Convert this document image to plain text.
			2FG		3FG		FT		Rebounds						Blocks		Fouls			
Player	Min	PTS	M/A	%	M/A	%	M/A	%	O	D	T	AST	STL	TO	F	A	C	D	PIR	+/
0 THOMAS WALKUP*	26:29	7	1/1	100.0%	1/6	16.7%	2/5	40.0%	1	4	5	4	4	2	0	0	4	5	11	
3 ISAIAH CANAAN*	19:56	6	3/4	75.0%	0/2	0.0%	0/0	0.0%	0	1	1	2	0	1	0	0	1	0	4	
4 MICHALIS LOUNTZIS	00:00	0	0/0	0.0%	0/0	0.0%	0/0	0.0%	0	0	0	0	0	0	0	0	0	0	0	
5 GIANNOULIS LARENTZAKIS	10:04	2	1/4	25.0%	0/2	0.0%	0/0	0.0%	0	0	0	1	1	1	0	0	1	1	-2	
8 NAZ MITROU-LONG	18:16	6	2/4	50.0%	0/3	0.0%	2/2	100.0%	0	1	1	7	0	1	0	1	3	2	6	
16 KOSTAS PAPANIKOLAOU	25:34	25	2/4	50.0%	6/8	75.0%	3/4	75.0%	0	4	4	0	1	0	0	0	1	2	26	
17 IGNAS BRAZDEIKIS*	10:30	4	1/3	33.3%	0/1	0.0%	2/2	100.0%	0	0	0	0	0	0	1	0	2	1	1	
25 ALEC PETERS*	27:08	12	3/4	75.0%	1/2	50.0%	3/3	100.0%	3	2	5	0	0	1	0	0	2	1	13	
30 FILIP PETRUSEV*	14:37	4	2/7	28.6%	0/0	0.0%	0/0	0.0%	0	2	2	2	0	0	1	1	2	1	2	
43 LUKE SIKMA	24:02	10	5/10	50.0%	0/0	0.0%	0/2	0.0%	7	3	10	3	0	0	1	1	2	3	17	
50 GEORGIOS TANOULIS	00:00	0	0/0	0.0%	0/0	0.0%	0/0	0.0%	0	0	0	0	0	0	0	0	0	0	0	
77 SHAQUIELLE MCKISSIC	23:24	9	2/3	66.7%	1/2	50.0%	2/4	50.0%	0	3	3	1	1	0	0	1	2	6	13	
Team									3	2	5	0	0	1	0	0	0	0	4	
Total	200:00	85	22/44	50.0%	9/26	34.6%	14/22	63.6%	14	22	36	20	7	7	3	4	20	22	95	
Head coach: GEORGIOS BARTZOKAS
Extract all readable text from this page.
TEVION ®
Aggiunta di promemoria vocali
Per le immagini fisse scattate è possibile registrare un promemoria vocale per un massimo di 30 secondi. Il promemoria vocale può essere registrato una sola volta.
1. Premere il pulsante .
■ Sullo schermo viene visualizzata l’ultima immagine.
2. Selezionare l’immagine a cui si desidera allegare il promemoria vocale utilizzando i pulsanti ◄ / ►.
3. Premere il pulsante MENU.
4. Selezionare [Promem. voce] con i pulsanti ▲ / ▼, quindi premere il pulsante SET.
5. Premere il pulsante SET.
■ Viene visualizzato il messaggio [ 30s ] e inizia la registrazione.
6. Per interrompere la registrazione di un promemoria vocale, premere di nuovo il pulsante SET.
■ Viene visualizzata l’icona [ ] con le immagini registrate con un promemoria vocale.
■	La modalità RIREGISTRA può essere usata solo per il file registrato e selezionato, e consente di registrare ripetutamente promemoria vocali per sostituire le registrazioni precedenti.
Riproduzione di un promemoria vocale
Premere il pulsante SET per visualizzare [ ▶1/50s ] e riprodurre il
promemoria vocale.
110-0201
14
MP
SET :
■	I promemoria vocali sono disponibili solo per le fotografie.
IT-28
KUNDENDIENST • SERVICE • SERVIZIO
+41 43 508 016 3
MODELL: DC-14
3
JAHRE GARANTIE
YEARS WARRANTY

•••

• [THE TASK]
Type out the full listing again, exactly as given.

• [TASK RESPONSE]
Convert this document image to plain text.
			2FG		3FG		FT		Rebounds						Blocks		Fouls			
Player	Min	PTS	M/A	%	M/A	%	M/A	%	O	D	T	AST	STL	TO	F	A	C	D	PIR	+/
0 THOMAS WALKUP*	26:29	7	1/1	100.0%	1/6	16.7%	2/5	40.0%	1	4	5	4	4	2	0	0	4	5	11	
3 ISAIAH CANAAN*	19:56	6	3/4	75.0%	0/2	0.0%	0/0	0.0%	0	1	1	2	0	1	0	0	1	0	4	
4 MICHALIS LOUNTZIS	00:00	0	0/0	0.0%	0/0	0.0%	0/0	0.0%	0	0	0	0	0	0	0	0	0	0	0	
5 GIANNOULIS LARENTZAKIS	10:04	2	1/4	25.0%	0/2	0.0%	0/0	0.0%	0	0	0	1	1	1	0	0	1	1	-2	
8 NAZ MITROU-LONG	18:16	6	2/4	50.0%	0/3	0.0%	2/2	100.0%	0	1	1	7	0	1	0	1	3	2	6	
16 KOSTAS PAPANIKOLAOU	25:34	25	2/4	50.0%	6/8	75.0%	3/4	75.0%	0	4	4	0	1	0	0	0	1	2	26	
17 IGNAS BRAZDEIKIS*	10:30	4	1/3	33.3%	0/1	0.0%	2/2	100.0%	0	0	0	0	0	0	1	0	2	1	1	
25 ALEC PETERS*	27:08	12	3/4	75.0%	1/2	50.0%	3/3	100.0%	3	2	5	0	0	1	0	0	2	1	13	
30 FILIP PETRUSEV*	14:37	4	2/7	28.6%	0/0	0.0%	0/0	0.0%	0	2	2	2	0	0	1	1	2	1	2	
43 LUKE SIKMA	24:02	10	5/10	50.0%	0/0	0.0%	0/2	0.0%	7	3	10	3	0	0	1	1	2	3	17	
50 GEORGIOS TANOULIS	00:00	0	0/0	0.0%	0/0	0.0%	0/0	0.0%	0	0	0	0	0	0	0	0	0	0	0	
77 SHAQUIELLE MCKISSIC	23:24	9	2/3	66.7%	1/2	50.0%	2/4	50.0%	0	3	3	1	1	0	0	1	2	6	13	
Team									3	2	5	0	0	1	0	0	0	0	4	
Total	200:00	85	22/44	50.0%	9/26	34.6%	14/22	63.6%	14	22	36	20	7	7	3	4	20	22	95	
Head coach: GEORGIOS BARTZOKAS
Extract all readable text from this page.
TEVION ®
Aggiunta di promemoria vocali
Per le immagini fisse scattate è possibile registrare un promemoria vocale per un massimo di 30 secondi. Il promemoria vocale può essere registrato una sola volta.
1. Premere il pulsante .
■ Sullo schermo viene visualizzata l’ultima immagine.
2. Selezionare l’immagine a cui si desidera allegare il promemoria vocale utilizzando i pulsanti ◄ / ►.
3. Premere il pulsante MENU.
4. Selezionare [Promem. voce] con i pulsanti ▲ / ▼, quindi premere il pulsante SET.
5. Premere il pulsante SET.
■ Viene visualizzato il messaggio [ 30s ] e inizia la registrazione.
6. Per interrompere la registrazione di un promemoria vocale, premere di nuovo il pulsante SET.
■ Viene visualizzata l’icona [ ] con le immagini registrate con un promemoria vocale.
■	La modalità RIREGISTRA può essere usata solo per il file registrato e selezionato, e consente di registrare ripetutamente promemoria vocali per sostituire le registrazioni precedenti.
Riproduzione di un promemoria vocale
Premere il pulsante SET per visualizzare [ ▶1/50s ] e riprodurre il
promemoria vocale.
110-0201
14
MP
SET :
■	I promemoria vocali sono disponibili solo per le fotografie.
IT-28
KUNDENDIENST • SERVICE • SERVIZIO
+41 43 508 016 3
MODELL: DC-14
3
JAHRE GARANTIE
YEARS WARRANTY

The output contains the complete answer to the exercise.